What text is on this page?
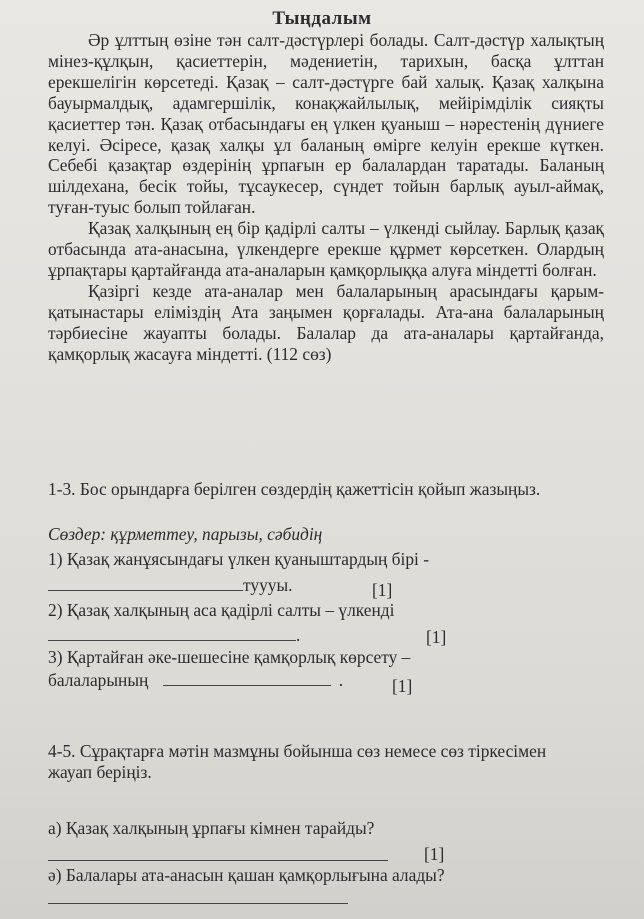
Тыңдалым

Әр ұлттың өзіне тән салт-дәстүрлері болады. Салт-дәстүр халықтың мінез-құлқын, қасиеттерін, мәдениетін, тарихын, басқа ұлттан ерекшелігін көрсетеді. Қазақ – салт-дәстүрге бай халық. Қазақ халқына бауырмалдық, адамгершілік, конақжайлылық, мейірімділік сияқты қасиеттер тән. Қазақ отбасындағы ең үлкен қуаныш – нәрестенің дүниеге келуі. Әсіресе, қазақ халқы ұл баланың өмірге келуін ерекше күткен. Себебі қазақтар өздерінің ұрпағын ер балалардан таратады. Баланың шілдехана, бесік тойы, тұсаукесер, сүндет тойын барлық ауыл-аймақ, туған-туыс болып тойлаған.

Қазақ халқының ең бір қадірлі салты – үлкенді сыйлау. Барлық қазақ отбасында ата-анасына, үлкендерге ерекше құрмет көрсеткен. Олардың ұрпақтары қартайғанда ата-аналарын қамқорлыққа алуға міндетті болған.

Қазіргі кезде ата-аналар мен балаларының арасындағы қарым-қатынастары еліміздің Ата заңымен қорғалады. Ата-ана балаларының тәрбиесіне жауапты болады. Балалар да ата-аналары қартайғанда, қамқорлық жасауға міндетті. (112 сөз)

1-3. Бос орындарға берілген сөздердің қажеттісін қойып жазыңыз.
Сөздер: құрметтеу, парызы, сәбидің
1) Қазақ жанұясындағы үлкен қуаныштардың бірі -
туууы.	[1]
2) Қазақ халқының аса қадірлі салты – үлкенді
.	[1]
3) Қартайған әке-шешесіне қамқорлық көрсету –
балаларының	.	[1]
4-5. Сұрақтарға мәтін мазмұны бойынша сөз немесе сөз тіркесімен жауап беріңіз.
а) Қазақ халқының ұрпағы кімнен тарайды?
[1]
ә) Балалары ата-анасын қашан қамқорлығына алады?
--
== Brief ==
Return each line from the material above exactly, but not the pictures.

== Exercise output ==
What text is on this page?
Тыңдалым

Әр ұлттың өзіне тән салт-дәстүрлері болады. Салт-дәстүр халықтың мінез-құлқын, қасиеттерін, мәдениетін, тарихын, басқа ұлттан ерекшелігін көрсетеді. Қазақ – салт-дәстүрге бай халық. Қазақ халқына бауырмалдық, адамгершілік, конақжайлылық, мейірімділік сияқты қасиеттер тән. Қазақ отбасындағы ең үлкен қуаныш – нәрестенің дүниеге келуі. Әсіресе, қазақ халқы ұл баланың өмірге келуін ерекше күткен. Себебі қазақтар өздерінің ұрпағын ер балалардан таратады. Баланың шілдехана, бесік тойы, тұсаукесер, сүндет тойын барлық ауыл-аймақ, туған-туыс болып тойлаған.

Қазақ халқының ең бір қадірлі салты – үлкенді сыйлау. Барлық қазақ отбасында ата-анасына, үлкендерге ерекше құрмет көрсеткен. Олардың ұрпақтары қартайғанда ата-аналарын қамқорлыққа алуға міндетті болған.

Қазіргі кезде ата-аналар мен балаларының арасындағы қарым-қатынастары еліміздің Ата заңымен қорғалады. Ата-ана балаларының тәрбиесіне жауапты болады. Балалар да ата-аналары қартайғанда, қамқорлық жасауға міндетті. (112 сөз)

1-3. Бос орындарға берілген сөздердің қажеттісін қойып жазыңыз.
Сөздер: құрметтеу, парызы, сәбидің
1) Қазақ жанұясындағы үлкен қуаныштардың бірі -
туууы.	[1]
2) Қазақ халқының аса қадірлі салты – үлкенді
.	[1]
3) Қартайған әке-шешесіне қамқорлық көрсету –
балаларының	.	[1]
4-5. Сұрақтарға мәтін мазмұны бойынша сөз немесе сөз тіркесімен жауап беріңіз.
а) Қазақ халқының ұрпағы кімнен тарайды?
[1]
ә) Балалары ата-анасын қашан қамқорлығына алады?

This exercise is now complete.